The request: Read through the data and count the lines that contain the string "this"; give only the result.

Provided data:
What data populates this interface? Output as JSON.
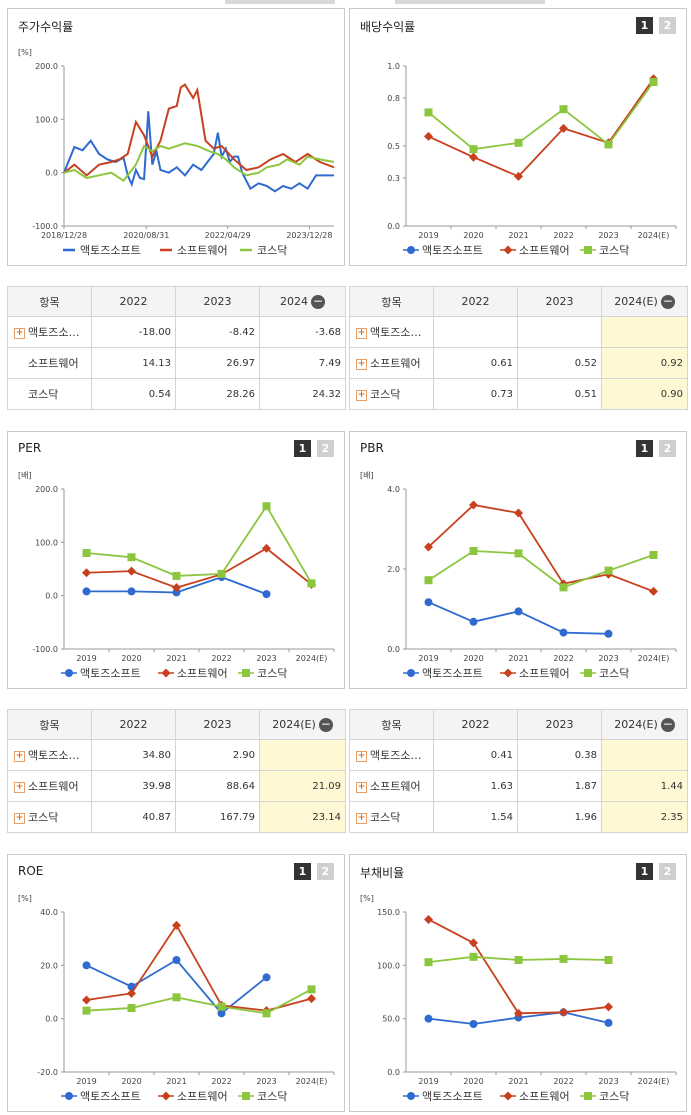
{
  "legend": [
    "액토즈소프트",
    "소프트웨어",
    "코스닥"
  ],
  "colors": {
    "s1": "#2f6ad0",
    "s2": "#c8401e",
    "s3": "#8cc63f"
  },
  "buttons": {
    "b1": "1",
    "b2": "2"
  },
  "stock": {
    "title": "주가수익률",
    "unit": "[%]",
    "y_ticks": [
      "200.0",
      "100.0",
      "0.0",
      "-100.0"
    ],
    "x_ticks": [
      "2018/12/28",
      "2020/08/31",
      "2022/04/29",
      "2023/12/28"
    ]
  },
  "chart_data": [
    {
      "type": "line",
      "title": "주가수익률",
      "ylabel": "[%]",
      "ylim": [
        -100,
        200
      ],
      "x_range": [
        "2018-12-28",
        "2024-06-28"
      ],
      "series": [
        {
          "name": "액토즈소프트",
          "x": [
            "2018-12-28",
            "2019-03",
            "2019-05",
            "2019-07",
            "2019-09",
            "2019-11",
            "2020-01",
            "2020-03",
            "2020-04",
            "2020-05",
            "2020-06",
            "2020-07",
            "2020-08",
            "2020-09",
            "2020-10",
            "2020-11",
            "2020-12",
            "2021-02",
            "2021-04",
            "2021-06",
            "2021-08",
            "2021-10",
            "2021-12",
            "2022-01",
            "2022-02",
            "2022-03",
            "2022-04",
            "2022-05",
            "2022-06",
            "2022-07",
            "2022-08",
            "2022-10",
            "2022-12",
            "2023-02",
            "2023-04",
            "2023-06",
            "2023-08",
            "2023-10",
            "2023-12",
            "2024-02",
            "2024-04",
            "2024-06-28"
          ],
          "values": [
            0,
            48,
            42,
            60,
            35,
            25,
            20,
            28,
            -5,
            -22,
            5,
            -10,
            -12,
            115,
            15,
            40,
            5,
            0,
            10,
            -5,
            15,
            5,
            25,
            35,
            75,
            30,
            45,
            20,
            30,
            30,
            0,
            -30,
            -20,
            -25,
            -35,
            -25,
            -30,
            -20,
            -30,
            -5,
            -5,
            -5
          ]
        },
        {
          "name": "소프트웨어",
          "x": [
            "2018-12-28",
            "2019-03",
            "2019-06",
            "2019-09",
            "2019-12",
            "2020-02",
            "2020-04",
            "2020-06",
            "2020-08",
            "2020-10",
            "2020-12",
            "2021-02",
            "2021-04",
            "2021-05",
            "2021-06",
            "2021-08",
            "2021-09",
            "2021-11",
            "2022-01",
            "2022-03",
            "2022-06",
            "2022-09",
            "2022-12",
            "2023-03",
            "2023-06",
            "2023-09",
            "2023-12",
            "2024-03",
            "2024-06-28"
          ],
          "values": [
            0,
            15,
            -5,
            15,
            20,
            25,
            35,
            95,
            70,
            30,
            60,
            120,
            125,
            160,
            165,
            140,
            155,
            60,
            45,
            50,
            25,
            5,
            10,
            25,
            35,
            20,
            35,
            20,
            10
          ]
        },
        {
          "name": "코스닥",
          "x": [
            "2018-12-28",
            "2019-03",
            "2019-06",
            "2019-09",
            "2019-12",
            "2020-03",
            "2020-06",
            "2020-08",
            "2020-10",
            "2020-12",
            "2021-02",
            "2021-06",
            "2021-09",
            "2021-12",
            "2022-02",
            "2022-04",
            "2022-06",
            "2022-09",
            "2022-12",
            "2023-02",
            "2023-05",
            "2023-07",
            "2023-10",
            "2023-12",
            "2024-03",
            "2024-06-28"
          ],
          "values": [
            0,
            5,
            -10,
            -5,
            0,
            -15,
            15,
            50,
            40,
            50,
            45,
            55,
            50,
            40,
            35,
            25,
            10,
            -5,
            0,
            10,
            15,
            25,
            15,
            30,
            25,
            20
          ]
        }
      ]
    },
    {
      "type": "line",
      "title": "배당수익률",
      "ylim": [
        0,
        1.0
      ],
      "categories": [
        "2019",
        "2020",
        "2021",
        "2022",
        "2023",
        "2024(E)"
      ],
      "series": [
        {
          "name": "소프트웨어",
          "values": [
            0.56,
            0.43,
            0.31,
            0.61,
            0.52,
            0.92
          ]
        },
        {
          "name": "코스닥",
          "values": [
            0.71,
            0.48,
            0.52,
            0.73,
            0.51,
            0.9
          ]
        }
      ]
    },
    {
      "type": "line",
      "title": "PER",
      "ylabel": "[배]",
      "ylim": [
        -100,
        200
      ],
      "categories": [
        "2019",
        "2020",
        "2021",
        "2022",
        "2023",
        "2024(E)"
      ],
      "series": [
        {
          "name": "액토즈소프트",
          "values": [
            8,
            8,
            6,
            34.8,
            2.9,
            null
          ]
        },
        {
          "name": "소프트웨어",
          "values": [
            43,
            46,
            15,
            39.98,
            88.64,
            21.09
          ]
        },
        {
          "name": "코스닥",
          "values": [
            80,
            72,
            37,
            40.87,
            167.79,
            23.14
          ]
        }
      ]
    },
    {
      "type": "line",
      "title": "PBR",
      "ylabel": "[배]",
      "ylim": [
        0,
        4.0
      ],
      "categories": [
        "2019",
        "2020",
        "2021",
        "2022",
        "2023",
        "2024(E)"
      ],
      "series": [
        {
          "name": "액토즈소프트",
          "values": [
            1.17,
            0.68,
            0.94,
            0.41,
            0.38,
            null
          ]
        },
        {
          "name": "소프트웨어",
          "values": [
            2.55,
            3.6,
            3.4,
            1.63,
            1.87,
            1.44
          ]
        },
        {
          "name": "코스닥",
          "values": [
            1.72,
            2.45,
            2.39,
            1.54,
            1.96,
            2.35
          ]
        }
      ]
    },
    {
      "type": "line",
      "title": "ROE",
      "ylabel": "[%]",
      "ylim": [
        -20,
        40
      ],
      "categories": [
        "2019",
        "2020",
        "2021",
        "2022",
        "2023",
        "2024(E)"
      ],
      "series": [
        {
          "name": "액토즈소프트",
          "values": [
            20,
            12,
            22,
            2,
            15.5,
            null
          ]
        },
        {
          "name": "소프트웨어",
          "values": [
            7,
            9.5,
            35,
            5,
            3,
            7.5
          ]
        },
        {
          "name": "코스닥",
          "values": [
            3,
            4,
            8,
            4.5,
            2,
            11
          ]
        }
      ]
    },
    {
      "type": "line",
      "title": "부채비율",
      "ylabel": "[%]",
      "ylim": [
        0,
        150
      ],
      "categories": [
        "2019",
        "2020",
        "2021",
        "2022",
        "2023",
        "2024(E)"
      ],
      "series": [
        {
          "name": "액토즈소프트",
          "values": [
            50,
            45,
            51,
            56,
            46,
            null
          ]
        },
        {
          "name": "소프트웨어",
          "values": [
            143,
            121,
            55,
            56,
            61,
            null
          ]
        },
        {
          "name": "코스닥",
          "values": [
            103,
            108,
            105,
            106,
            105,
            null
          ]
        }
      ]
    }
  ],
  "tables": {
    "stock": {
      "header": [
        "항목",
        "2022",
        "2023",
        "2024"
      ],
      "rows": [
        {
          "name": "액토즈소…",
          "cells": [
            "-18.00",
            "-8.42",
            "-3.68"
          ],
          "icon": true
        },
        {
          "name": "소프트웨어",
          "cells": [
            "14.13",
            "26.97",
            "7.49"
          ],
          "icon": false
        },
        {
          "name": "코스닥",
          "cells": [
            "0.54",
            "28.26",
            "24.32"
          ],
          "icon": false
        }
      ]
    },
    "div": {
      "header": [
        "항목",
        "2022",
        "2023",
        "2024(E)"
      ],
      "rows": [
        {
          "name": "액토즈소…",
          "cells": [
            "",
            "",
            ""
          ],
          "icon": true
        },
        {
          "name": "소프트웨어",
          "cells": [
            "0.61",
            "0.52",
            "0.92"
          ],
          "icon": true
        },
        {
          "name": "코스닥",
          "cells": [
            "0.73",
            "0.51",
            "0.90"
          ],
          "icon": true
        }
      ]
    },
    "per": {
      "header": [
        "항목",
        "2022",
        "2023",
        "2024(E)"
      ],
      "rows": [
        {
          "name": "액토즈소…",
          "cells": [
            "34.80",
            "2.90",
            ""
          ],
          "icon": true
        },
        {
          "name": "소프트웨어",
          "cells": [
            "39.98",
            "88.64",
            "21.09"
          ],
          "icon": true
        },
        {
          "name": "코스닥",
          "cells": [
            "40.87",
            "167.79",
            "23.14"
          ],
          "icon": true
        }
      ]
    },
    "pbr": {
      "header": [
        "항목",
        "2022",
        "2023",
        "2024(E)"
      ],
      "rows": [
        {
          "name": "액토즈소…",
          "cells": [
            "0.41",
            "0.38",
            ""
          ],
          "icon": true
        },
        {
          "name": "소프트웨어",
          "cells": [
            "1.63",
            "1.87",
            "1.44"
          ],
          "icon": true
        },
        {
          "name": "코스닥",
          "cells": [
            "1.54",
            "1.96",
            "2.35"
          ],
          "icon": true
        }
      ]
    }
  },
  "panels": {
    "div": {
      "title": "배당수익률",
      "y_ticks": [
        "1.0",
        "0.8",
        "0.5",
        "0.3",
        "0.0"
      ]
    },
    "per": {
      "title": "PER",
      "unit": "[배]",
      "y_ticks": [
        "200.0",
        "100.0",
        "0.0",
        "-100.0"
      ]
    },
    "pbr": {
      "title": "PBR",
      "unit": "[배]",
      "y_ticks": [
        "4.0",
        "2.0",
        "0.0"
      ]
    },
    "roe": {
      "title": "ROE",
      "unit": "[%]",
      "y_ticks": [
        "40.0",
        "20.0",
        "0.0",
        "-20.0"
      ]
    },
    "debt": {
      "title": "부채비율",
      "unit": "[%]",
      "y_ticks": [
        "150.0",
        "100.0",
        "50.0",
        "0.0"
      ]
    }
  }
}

==

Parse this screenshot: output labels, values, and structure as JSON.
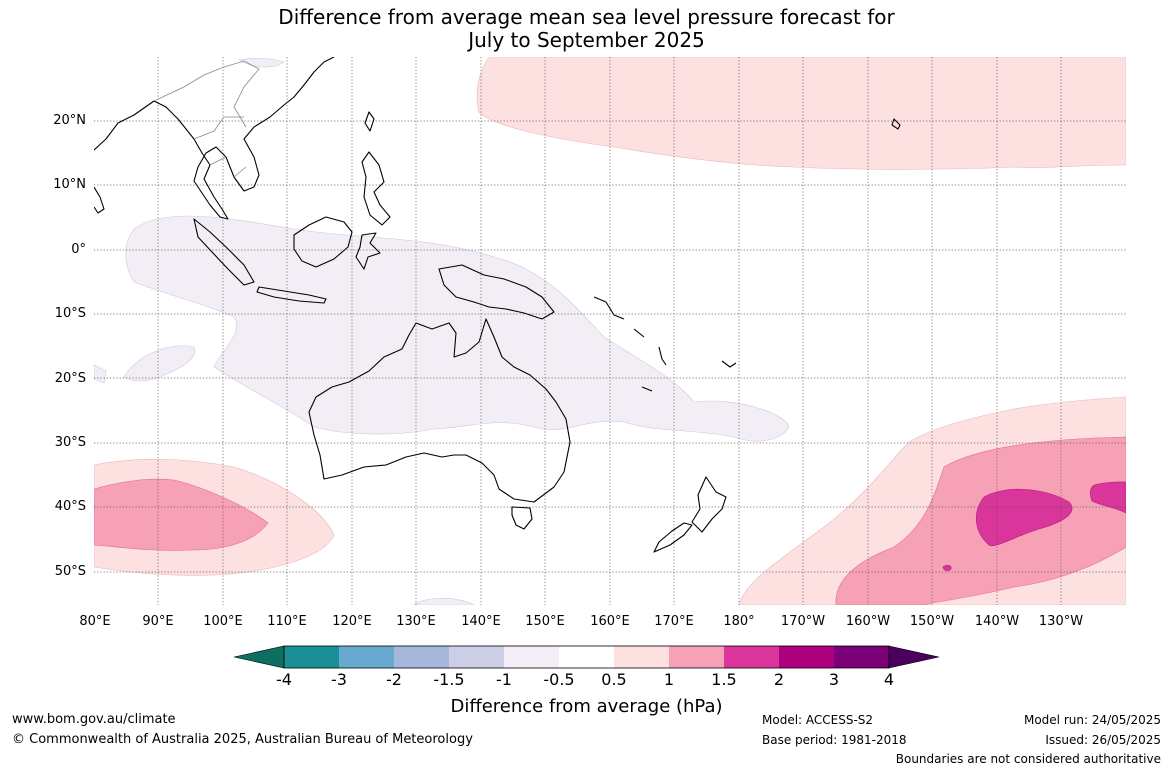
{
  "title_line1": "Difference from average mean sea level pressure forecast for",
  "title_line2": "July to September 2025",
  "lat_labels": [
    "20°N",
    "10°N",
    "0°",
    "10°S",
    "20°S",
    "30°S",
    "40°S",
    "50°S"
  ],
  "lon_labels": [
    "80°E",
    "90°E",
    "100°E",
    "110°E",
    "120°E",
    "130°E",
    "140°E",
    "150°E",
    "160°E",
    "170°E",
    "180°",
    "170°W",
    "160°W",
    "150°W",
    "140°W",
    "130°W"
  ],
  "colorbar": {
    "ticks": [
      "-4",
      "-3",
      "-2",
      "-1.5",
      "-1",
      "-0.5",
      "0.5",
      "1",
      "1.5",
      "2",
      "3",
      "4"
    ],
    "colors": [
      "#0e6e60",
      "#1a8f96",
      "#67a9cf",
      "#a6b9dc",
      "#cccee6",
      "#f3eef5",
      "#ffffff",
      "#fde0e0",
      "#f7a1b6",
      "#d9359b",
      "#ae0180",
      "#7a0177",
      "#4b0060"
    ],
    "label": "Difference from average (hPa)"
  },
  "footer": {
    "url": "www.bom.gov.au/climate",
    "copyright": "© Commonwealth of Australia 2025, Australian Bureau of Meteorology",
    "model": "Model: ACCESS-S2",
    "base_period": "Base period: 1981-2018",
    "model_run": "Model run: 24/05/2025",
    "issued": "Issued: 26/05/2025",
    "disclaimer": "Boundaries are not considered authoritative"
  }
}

Exercise solution: 2